_WHAT YOU ARE ASKED TO DO:_ State the number of lines, and only that number, in which the word "spans" appears.

_EXERCISE MATERIAL:_
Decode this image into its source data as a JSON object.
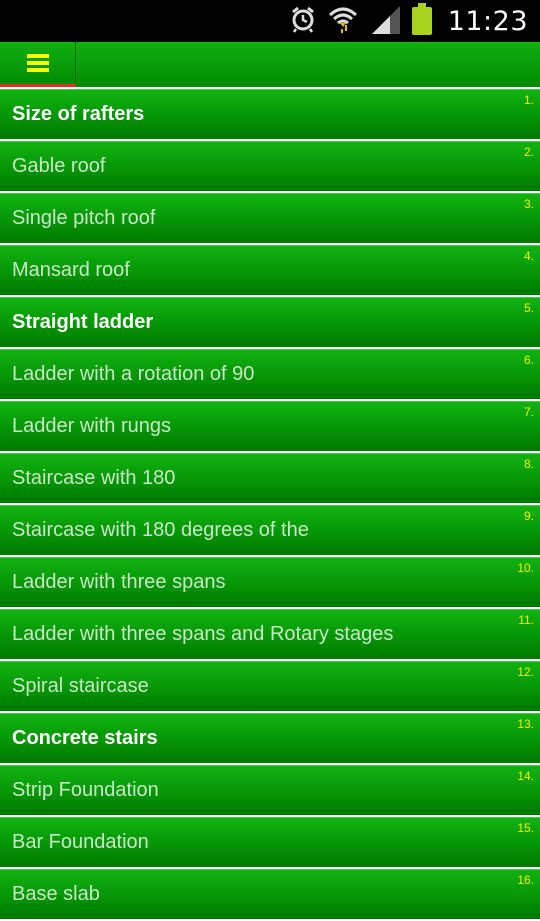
{
  "status_bar": {
    "time": "11:23",
    "icons": [
      "alarm-icon",
      "wifi-icon",
      "signal-icon",
      "battery-icon"
    ],
    "battery_color": "#a8d21e"
  },
  "action_bar": {
    "menu_icon": "hamburger-menu-icon",
    "menu_icon_color": "#ffff00",
    "indicator_color": "#e03030"
  },
  "list": {
    "items": [
      {
        "number": "1.",
        "label": "Size of rafters",
        "is_header": true
      },
      {
        "number": "2.",
        "label": "Gable roof",
        "is_header": false
      },
      {
        "number": "3.",
        "label": "Single pitch roof",
        "is_header": false
      },
      {
        "number": "4.",
        "label": "Mansard roof",
        "is_header": false
      },
      {
        "number": "5.",
        "label": "Straight ladder",
        "is_header": true
      },
      {
        "number": "6.",
        "label": "Ladder with a rotation of 90",
        "is_header": false
      },
      {
        "number": "7.",
        "label": "Ladder with rungs",
        "is_header": false
      },
      {
        "number": "8.",
        "label": "Staircase with 180",
        "is_header": false
      },
      {
        "number": "9.",
        "label": "Staircase with 180 degrees of the",
        "is_header": false
      },
      {
        "number": "10.",
        "label": "Ladder with three spans",
        "is_header": false
      },
      {
        "number": "11.",
        "label": "Ladder with three spans and Rotary stages",
        "is_header": false
      },
      {
        "number": "12.",
        "label": "Spiral staircase",
        "is_header": false
      },
      {
        "number": "13.",
        "label": "Concrete stairs",
        "is_header": true
      },
      {
        "number": "14.",
        "label": "Strip Foundation",
        "is_header": false
      },
      {
        "number": "15.",
        "label": "Bar Foundation",
        "is_header": false
      },
      {
        "number": "16.",
        "label": "Base slab",
        "is_header": false
      }
    ]
  }
}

_WRITTEN REPLY:_ 2